- Your instructions:
Copy each line below in which the string "Diana" occurs.

- Raw data:
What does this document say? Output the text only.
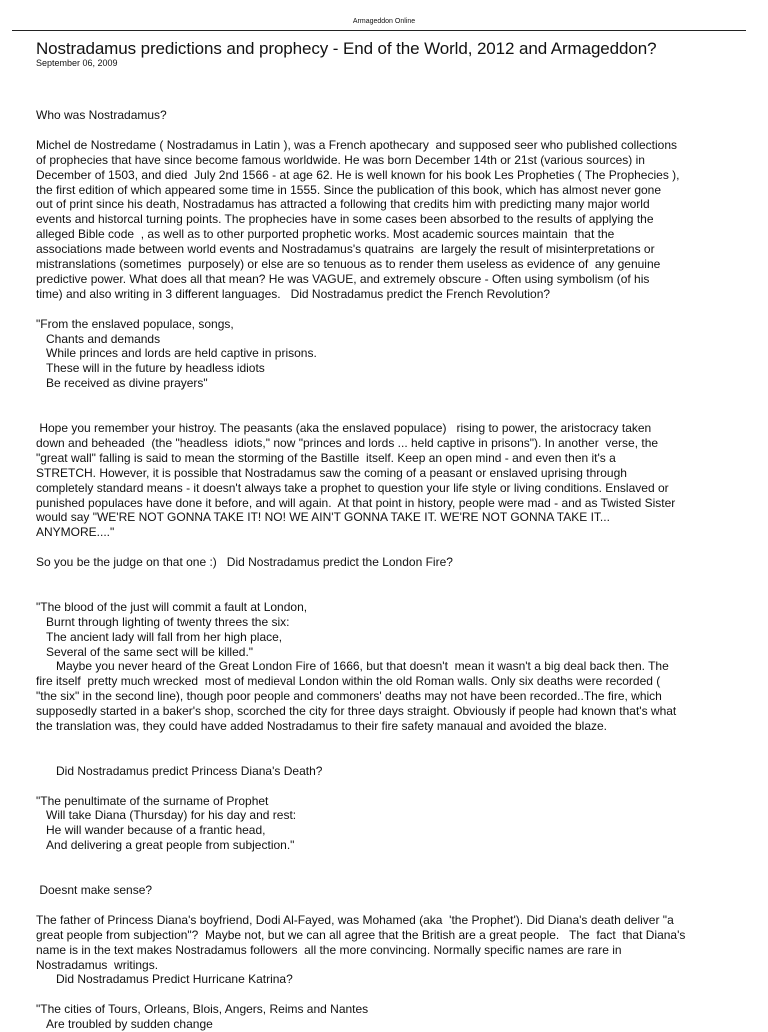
Armageddon Online
Nostradamus predictions and prophecy - End of the World, 2012 and Armageddon?
September 06, 2009

Who was Nostradamus?

Michel de Nostredame ( Nostradamus in Latin ), was a French apothecary  and supposed seer who published collections
of prophecies that have since become famous worldwide. He was born December 14th or 21st (various sources) in
December of 1503, and died  July 2nd 1566 - at age 62. He is well known for his book Les Propheties ( The Prophecies ),
the first edition of which appeared some time in 1555. Since the publication of this book, which has almost never gone
out of print since his death, Nostradamus has attracted a following that credits him with predicting many major world
events and historcal turning points. The prophecies have in some cases been absorbed to the results of applying the
alleged Bible code  , as well as to other purported prophetic works. Most academic sources maintain  that the
associations made between world events and Nostradamus's quatrains  are largely the result of misinterpretations or
mistranslations (sometimes  purposely) or else are so tenuous as to render them useless as evidence of  any genuine
predictive power. What does all that mean? He was VAGUE, and extremely obscure - Often using symbolism (of his
time) and also writing in 3 different languages.   Did Nostradamus predict the French Revolution?

"From the enslaved populace, songs,
Chants and demands
While princes and lords are held captive in prisons.
These will in the future by headless idiots
Be received as divine prayers"

Hope you remember your histroy. The peasants (aka the enslaved populace)   rising to power, the aristocracy taken
down and beheaded  (the "headless  idiots," now "princes and lords ... held captive in prisons"). In another  verse, the
"great wall" falling is said to mean the storming of the Bastille  itself. Keep an open mind - and even then it's a
STRETCH. However, it is possible that Nostradamus saw the coming of a peasant or enslaved uprising through
completely standard means - it doesn't always take a prophet to question your life style or living conditions. Enslaved or
punished populaces have done it before, and will again.  At that point in history, people were mad - and as Twisted Sister
would say "WE'RE NOT GONNA TAKE IT! NO! WE AIN'T GONNA TAKE IT. WE'RE NOT GONNA TAKE IT...
ANYMORE...."

So you be the judge on that one :)   Did Nostradamus predict the London Fire?

"The blood of the just will commit a fault at London,
Burnt through lighting of twenty threes the six:
The ancient lady will fall from her high place,
Several of the same sect will be killed."
Maybe you never heard of the Great London Fire of 1666, but that doesn't  mean it wasn't a big deal back then. The
fire itself  pretty much wrecked  most of medieval London within the old Roman walls. Only six deaths were recorded (
"the six" in the second line), though poor people and commoners' deaths may not have been recorded..The fire, which
supposedly started in a baker's shop, scorched the city for three days straight. Obviously if people had known that's what
the translation was, they could have added Nostradamus to their fire safety manaual and avoided the blaze.

Did Nostradamus predict Princess Diana's Death?

"The penultimate of the surname of Prophet
Will take Diana (Thursday) for his day and rest:
He will wander because of a frantic head,
And delivering a great people from subjection."

Doesnt make sense?

The father of Princess Diana's boyfriend, Dodi Al-Fayed, was Mohamed (aka  'the Prophet'). Did Diana's death deliver "a
great people from subjection"?  Maybe not, but we can all agree that the British are a great people.   The  fact  that Diana's
name is in the text makes Nostradamus followers  all the more convincing. Normally specific names are rare in
Nostradamus  writings.
Did Nostradamus Predict Hurricane Katrina?

"The cities of Tours, Orleans, Blois, Angers, Reims and Nantes
Are troubled by sudden change
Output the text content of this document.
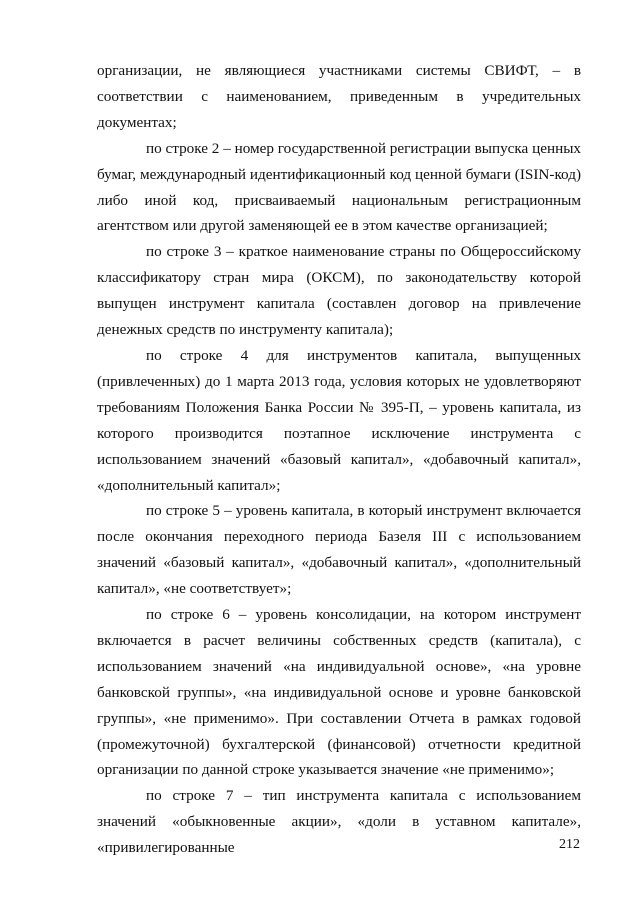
организации, не являющиеся участниками системы СВИФТ, – в соответствии с наименованием, приведенным в учредительных документах;

по строке 2 – номер государственной регистрации выпуска ценных бумаг, международный идентификационный код ценной бумаги (ISIN-код) либо иной код, присваиваемый национальным регистрационным агентством или другой заменяющей ее в этом качестве организацией;

по строке 3 – краткое наименование страны по Общероссийскому классификатору стран мира (ОКСМ), по законодательству которой выпущен инструмент капитала (составлен договор на привлечение денежных средств по инструменту капитала);

по строке 4 для инструментов капитала, выпущенных (привлеченных) до 1 марта 2013 года, условия которых не удовлетворяют требованиям Положения Банка России № 395-П, – уровень капитала, из которого производится поэтапное исключение инструмента с использованием значений «базовый капитал», «добавочный капитал», «дополнительный капитал»;

по строке 5 – уровень капитала, в который инструмент включается после окончания переходного периода Базеля III с использованием значений «базовый капитал», «добавочный капитал», «дополнительный капитал», «не соответствует»;

по строке 6 – уровень консолидации, на котором инструмент включается в расчет величины собственных средств (капитала), с использованием значений «на индивидуальной основе», «на уровне банковской группы», «на индивидуальной основе и уровне банковской группы», «не применимо». При составлении Отчета в рамках годовой (промежуточной) бухгалтерской (финансовой) отчетности кредитной организации по данной строке указывается значение «не применимо»;

по строке 7 – тип инструмента капитала с использованием значений «обыкновенные акции», «доли в уставном капитале», «привилегированные	212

- Answer to this problem:
Did Nostradamus predict Princess Diana's Death?
Will take Diana (Thursday) for his day and rest:
The father of Princess Diana's boyfriend, Dodi Al-Fayed, was Mohamed (aka  'the Prophet'). Did Diana's death deliver "a
great people from subjection"?  Maybe not, but we can all agree that the British are a great people.   The  fact  that Diana's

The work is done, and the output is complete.